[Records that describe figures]
= = = = = = =
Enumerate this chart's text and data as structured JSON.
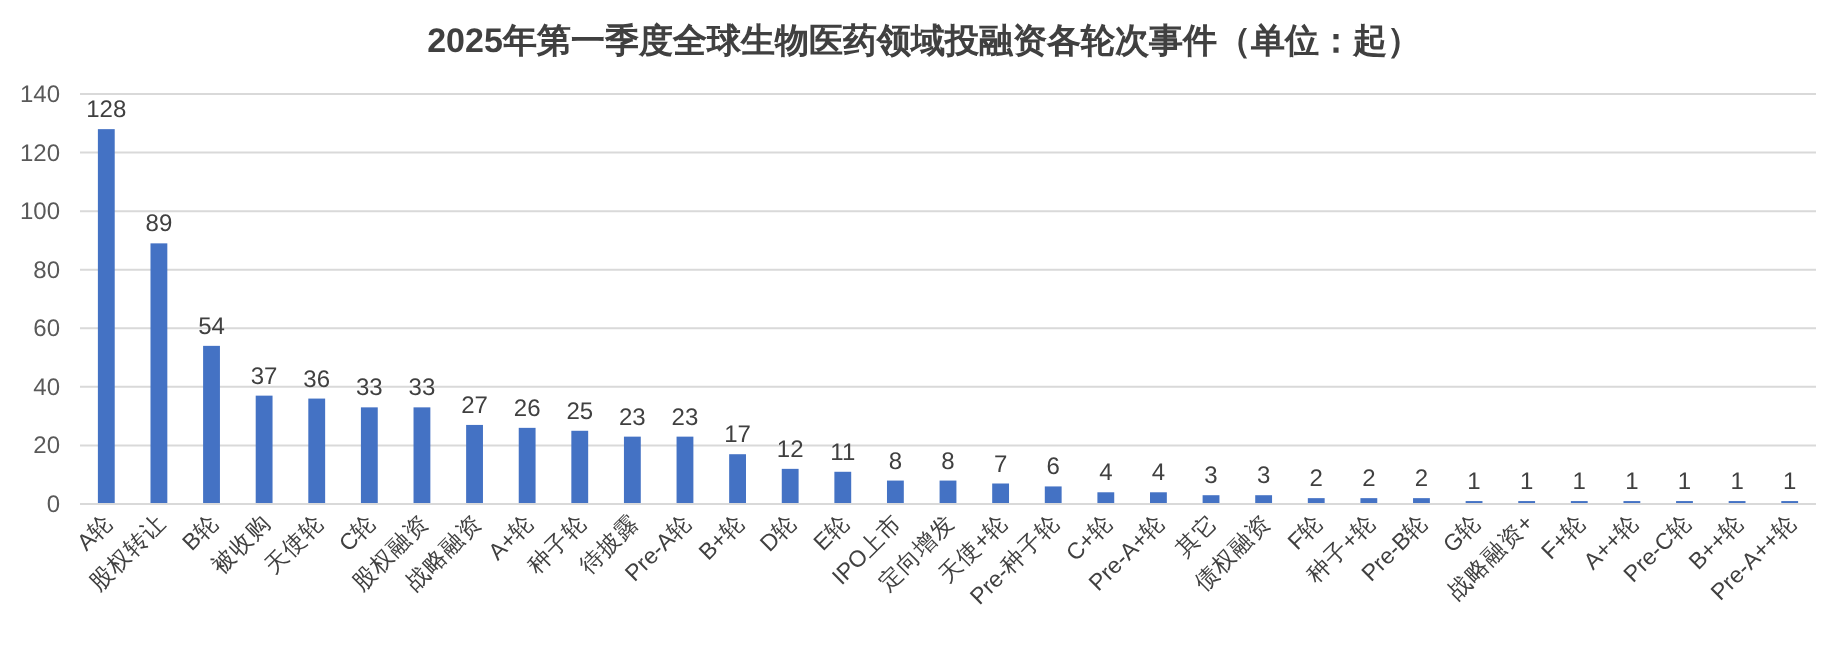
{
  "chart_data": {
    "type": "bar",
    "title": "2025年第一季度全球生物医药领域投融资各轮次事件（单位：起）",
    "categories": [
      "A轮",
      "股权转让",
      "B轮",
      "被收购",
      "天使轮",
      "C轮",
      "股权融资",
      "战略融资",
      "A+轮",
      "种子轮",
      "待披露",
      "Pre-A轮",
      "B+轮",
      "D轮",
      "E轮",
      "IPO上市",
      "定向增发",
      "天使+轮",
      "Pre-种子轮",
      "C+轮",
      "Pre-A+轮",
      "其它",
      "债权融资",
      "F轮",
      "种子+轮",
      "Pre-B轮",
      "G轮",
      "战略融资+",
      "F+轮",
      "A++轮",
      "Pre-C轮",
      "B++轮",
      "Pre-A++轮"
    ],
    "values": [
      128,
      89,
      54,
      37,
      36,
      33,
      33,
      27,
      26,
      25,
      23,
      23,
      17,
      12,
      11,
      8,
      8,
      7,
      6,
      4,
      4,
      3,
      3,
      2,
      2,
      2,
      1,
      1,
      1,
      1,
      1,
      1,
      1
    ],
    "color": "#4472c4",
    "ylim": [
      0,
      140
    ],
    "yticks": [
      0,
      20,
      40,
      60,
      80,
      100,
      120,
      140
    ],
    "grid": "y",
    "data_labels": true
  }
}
= = = = = = =
What to produce:
Output the full set of records above without changing a word, and drop the images.

Answer to this task:
Enumerate this chart's text and data as structured JSON.
{
  "chart_data": {
    "type": "bar",
    "title": "2025年第一季度全球生物医药领域投融资各轮次事件（单位：起）",
    "categories": [
      "A轮",
      "股权转让",
      "B轮",
      "被收购",
      "天使轮",
      "C轮",
      "股权融资",
      "战略融资",
      "A+轮",
      "种子轮",
      "待披露",
      "Pre-A轮",
      "B+轮",
      "D轮",
      "E轮",
      "IPO上市",
      "定向增发",
      "天使+轮",
      "Pre-种子轮",
      "C+轮",
      "Pre-A+轮",
      "其它",
      "债权融资",
      "F轮",
      "种子+轮",
      "Pre-B轮",
      "G轮",
      "战略融资+",
      "F+轮",
      "A++轮",
      "Pre-C轮",
      "B++轮",
      "Pre-A++轮"
    ],
    "values": [
      128,
      89,
      54,
      37,
      36,
      33,
      33,
      27,
      26,
      25,
      23,
      23,
      17,
      12,
      11,
      8,
      8,
      7,
      6,
      4,
      4,
      3,
      3,
      2,
      2,
      2,
      1,
      1,
      1,
      1,
      1,
      1,
      1
    ],
    "color": "#4472c4",
    "ylim": [
      0,
      140
    ],
    "yticks": [
      0,
      20,
      40,
      60,
      80,
      100,
      120,
      140
    ],
    "grid": "y",
    "data_labels": true
  }
}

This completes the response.